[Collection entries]
►

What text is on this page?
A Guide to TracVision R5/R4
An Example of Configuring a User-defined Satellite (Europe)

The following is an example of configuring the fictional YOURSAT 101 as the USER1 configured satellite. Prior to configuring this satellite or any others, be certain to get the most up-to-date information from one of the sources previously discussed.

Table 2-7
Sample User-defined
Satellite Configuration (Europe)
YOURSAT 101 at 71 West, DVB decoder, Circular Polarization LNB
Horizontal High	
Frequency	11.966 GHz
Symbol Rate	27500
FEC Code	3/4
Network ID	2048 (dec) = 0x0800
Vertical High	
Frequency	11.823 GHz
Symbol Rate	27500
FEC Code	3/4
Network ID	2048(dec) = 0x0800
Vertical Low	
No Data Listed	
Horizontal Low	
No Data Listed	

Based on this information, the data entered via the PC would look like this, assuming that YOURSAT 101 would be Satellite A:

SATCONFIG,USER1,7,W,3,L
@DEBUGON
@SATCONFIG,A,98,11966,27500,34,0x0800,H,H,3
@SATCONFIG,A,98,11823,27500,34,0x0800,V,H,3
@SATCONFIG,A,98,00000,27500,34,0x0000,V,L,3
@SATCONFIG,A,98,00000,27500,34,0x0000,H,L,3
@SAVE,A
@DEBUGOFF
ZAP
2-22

◄

*What is required*: Retype every record above exactly as it appears.

*Answer for this exercise*:
What text is on this page?
A Guide to TracVision R5/R4
An Example of Configuring a User-defined Satellite (Europe)

The following is an example of configuring the fictional YOURSAT 101 as the USER1 configured satellite. Prior to configuring this satellite or any others, be certain to get the most up-to-date information from one of the sources previously discussed.

Table 2-7
Sample User-defined
Satellite Configuration (Europe)
YOURSAT 101 at 71 West, DVB decoder, Circular Polarization LNB
Horizontal High	
Frequency	11.966 GHz
Symbol Rate	27500
FEC Code	3/4
Network ID	2048 (dec) = 0x0800
Vertical High	
Frequency	11.823 GHz
Symbol Rate	27500
FEC Code	3/4
Network ID	2048(dec) = 0x0800
Vertical Low	
No Data Listed	
Horizontal Low	
No Data Listed	

Based on this information, the data entered via the PC would look like this, assuming that YOURSAT 101 would be Satellite A:

SATCONFIG,USER1,7,W,3,L
@DEBUGON
@SATCONFIG,A,98,11966,27500,34,0x0800,H,H,3
@SATCONFIG,A,98,11823,27500,34,0x0800,V,H,3
@SATCONFIG,A,98,00000,27500,34,0x0000,V,L,3
@SATCONFIG,A,98,00000,27500,34,0x0000,H,L,3
@SAVE,A
@DEBUGOFF
ZAP
2-22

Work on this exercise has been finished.